Given exercise >>
Will you quote all of the entries, word for word?

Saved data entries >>
========================================

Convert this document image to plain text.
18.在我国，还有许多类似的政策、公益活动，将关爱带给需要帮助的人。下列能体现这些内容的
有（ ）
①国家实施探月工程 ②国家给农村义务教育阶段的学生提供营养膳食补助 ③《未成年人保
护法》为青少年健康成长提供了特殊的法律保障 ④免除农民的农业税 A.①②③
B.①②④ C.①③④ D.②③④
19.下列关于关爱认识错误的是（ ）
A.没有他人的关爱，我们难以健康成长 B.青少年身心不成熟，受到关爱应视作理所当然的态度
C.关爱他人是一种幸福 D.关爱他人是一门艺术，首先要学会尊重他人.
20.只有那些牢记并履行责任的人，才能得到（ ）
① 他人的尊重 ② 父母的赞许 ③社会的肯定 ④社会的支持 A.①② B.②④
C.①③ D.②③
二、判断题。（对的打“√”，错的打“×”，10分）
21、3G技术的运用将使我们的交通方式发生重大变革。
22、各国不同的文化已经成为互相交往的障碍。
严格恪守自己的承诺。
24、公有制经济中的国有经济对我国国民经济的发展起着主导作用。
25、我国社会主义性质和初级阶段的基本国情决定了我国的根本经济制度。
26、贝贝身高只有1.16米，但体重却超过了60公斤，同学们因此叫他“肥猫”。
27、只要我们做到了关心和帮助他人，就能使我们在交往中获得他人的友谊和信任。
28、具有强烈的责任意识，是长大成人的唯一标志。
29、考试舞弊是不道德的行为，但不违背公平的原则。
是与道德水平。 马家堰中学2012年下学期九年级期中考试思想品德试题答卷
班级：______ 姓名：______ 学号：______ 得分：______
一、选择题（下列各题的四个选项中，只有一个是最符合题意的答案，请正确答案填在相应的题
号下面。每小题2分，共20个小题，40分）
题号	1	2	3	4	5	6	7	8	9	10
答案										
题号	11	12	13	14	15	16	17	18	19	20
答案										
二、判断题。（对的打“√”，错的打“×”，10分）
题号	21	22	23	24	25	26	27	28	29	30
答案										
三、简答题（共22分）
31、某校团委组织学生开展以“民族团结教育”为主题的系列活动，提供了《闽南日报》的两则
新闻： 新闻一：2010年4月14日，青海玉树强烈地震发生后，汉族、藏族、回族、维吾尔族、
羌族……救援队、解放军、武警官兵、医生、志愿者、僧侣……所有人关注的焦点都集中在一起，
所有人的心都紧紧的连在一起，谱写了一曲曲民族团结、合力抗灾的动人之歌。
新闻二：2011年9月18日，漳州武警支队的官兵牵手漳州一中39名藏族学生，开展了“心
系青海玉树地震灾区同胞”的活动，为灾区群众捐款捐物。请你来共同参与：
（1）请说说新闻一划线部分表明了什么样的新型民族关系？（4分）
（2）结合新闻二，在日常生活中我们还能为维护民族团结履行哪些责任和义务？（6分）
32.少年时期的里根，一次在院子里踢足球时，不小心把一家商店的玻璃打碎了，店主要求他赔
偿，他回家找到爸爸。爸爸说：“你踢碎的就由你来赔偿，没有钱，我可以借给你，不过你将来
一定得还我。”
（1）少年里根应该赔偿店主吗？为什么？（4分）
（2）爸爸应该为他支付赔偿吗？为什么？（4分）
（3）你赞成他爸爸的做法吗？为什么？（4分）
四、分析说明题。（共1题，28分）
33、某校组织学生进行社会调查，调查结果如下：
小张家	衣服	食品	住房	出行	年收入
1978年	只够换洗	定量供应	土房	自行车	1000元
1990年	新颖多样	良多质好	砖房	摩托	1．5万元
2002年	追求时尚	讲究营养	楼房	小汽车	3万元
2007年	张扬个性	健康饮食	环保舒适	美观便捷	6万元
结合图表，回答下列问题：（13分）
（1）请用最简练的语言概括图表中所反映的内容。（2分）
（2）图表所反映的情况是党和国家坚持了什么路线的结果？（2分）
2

========================================

Final result >>
Convert this document image to plain text.
18.在我国，还有许多类似的政策、公益活动，将关爱带给需要帮助的人。下列能体现这些内容的
有（ ）
①国家实施探月工程 ②国家给农村义务教育阶段的学生提供营养膳食补助 ③《未成年人保
护法》为青少年健康成长提供了特殊的法律保障 ④免除农民的农业税 A.①②③
B.①②④ C.①③④ D.②③④
19.下列关于关爱认识错误的是（ ）
A.没有他人的关爱，我们难以健康成长 B.青少年身心不成熟，受到关爱应视作理所当然的态度
C.关爱他人是一种幸福 D.关爱他人是一门艺术，首先要学会尊重他人.
20.只有那些牢记并履行责任的人，才能得到（ ）
① 他人的尊重 ② 父母的赞许 ③社会的肯定 ④社会的支持 A.①② B.②④
C.①③ D.②③
二、判断题。（对的打“√”，错的打“×”，10分）
21、3G技术的运用将使我们的交通方式发生重大变革。
22、各国不同的文化已经成为互相交往的障碍。
严格恪守自己的承诺。
24、公有制经济中的国有经济对我国国民经济的发展起着主导作用。
25、我国社会主义性质和初级阶段的基本国情决定了我国的根本经济制度。
26、贝贝身高只有1.16米，但体重却超过了60公斤，同学们因此叫他“肥猫”。
27、只要我们做到了关心和帮助他人，就能使我们在交往中获得他人的友谊和信任。
28、具有强烈的责任意识，是长大成人的唯一标志。
29、考试舞弊是不道德的行为，但不违背公平的原则。
是与道德水平。 马家堰中学2012年下学期九年级期中考试思想品德试题答卷
班级：______ 姓名：______ 学号：______ 得分：______
一、选择题（下列各题的四个选项中，只有一个是最符合题意的答案，请正确答案填在相应的题
号下面。每小题2分，共20个小题，40分）
题号	1	2	3	4	5	6	7	8	9	10
答案										
题号	11	12	13	14	15	16	17	18	19	20
答案										
二、判断题。（对的打“√”，错的打“×”，10分）
题号	21	22	23	24	25	26	27	28	29	30
答案										
三、简答题（共22分）
31、某校团委组织学生开展以“民族团结教育”为主题的系列活动，提供了《闽南日报》的两则
新闻： 新闻一：2010年4月14日，青海玉树强烈地震发生后，汉族、藏族、回族、维吾尔族、
羌族……救援队、解放军、武警官兵、医生、志愿者、僧侣……所有人关注的焦点都集中在一起，
所有人的心都紧紧的连在一起，谱写了一曲曲民族团结、合力抗灾的动人之歌。
新闻二：2011年9月18日，漳州武警支队的官兵牵手漳州一中39名藏族学生，开展了“心
系青海玉树地震灾区同胞”的活动，为灾区群众捐款捐物。请你来共同参与：
（1）请说说新闻一划线部分表明了什么样的新型民族关系？（4分）
（2）结合新闻二，在日常生活中我们还能为维护民族团结履行哪些责任和义务？（6分）
32.少年时期的里根，一次在院子里踢足球时，不小心把一家商店的玻璃打碎了，店主要求他赔
偿，他回家找到爸爸。爸爸说：“你踢碎的就由你来赔偿，没有钱，我可以借给你，不过你将来
一定得还我。”
（1）少年里根应该赔偿店主吗？为什么？（4分）
（2）爸爸应该为他支付赔偿吗？为什么？（4分）
（3）你赞成他爸爸的做法吗？为什么？（4分）
四、分析说明题。（共1题，28分）
33、某校组织学生进行社会调查，调查结果如下：
小张家	衣服	食品	住房	出行	年收入
1978年	只够换洗	定量供应	土房	自行车	1000元
1990年	新颖多样	良多质好	砖房	摩托	1．5万元
2002年	追求时尚	讲究营养	楼房	小汽车	3万元
2007年	张扬个性	健康饮食	环保舒适	美观便捷	6万元
结合图表，回答下列问题：（13分）
（1）请用最简练的语言概括图表中所反映的内容。（2分）
（2）图表所反映的情况是党和国家坚持了什么路线的结果？（2分）
2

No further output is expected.